[Rows from a dataset]

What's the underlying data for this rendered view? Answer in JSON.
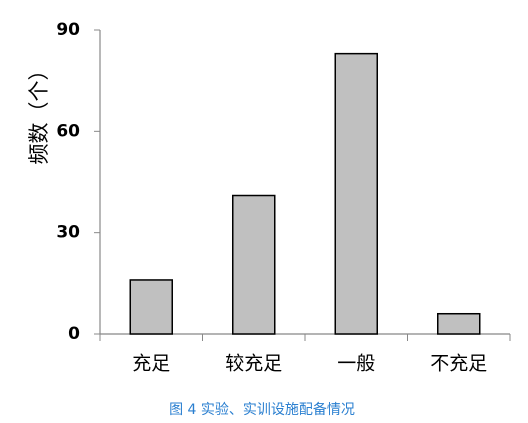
{
  "chart_data": {
    "type": "bar",
    "y_label": "频数（个）",
    "caption": "图 4 实验、实训设施配备情况",
    "categories": [
      "充足",
      "较充足",
      "一般",
      "不充足"
    ],
    "values": [
      16,
      41,
      83,
      6
    ],
    "color": "#c0c0c0",
    "ylim": [
      0,
      90
    ],
    "yticks": [
      0,
      30,
      60,
      90
    ],
    "grid": false
  }
}
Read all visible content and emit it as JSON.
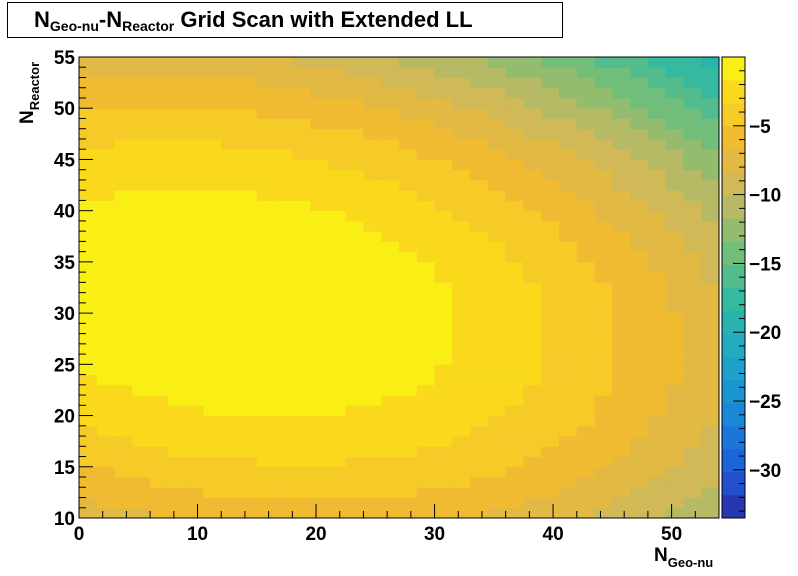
{
  "chart_data": {
    "type": "heatmap",
    "title": {
      "pre": "N",
      "sub1": "Geo-nu",
      "mid": "-N",
      "sub2": "Reactor",
      "post": " Grid Scan with Extended LL"
    },
    "xlabel": {
      "main": "N",
      "sub": "Geo-nu"
    },
    "ylabel": {
      "main": "N",
      "sub": "Reactor"
    },
    "xlim": [
      0,
      54
    ],
    "ylim": [
      10,
      55
    ],
    "x_ticks": [
      0,
      10,
      20,
      30,
      40,
      50
    ],
    "y_ticks": [
      10,
      15,
      20,
      25,
      30,
      35,
      40,
      45,
      50,
      55
    ],
    "z_range": [
      -33.5,
      0
    ],
    "z_ticks": [
      -5,
      -10,
      -15,
      -20,
      -25,
      -30
    ],
    "z_tick_labels": [
      "−5",
      "−10",
      "−15",
      "−20",
      "−25",
      "−30"
    ],
    "grid": false,
    "palette": "kBird (yellow high, dark blue low)",
    "peak": {
      "x": 13,
      "y": 31,
      "z": 0
    },
    "bins": {
      "nx": 36,
      "ny": 45
    }
  }
}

_AIM OF THE TASK_
What you return should match the records above word for word, minus the pictures.

_EXERCISE RESULT_
What's the underlying data for this rendered view? Answer in JSON.
{
  "chart_data": {
    "type": "bar",
    "y_label": "频数（个）",
    "caption": "图 4 实验、实训设施配备情况",
    "categories": [
      "充足",
      "较充足",
      "一般",
      "不充足"
    ],
    "values": [
      16,
      41,
      83,
      6
    ],
    "color": "#c0c0c0",
    "ylim": [
      0,
      90
    ],
    "yticks": [
      0,
      30,
      60,
      90
    ],
    "grid": false
  }
}
Read all visible content and emit it as JSON.
{
  "chart_data": {
    "type": "heatmap",
    "title": {
      "pre": "N",
      "sub1": "Geo-nu",
      "mid": "-N",
      "sub2": "Reactor",
      "post": " Grid Scan with Extended LL"
    },
    "xlabel": {
      "main": "N",
      "sub": "Geo-nu"
    },
    "ylabel": {
      "main": "N",
      "sub": "Reactor"
    },
    "xlim": [
      0,
      54
    ],
    "ylim": [
      10,
      55
    ],
    "x_ticks": [
      0,
      10,
      20,
      30,
      40,
      50
    ],
    "y_ticks": [
      10,
      15,
      20,
      25,
      30,
      35,
      40,
      45,
      50,
      55
    ],
    "z_range": [
      -33.5,
      0
    ],
    "z_ticks": [
      -5,
      -10,
      -15,
      -20,
      -25,
      -30
    ],
    "z_tick_labels": [
      "−5",
      "−10",
      "−15",
      "−20",
      "−25",
      "−30"
    ],
    "grid": false,
    "palette": "kBird (yellow high, dark blue low)",
    "peak": {
      "x": 13,
      "y": 31,
      "z": 0
    },
    "bins": {
      "nx": 36,
      "ny": 45
    }
  }
}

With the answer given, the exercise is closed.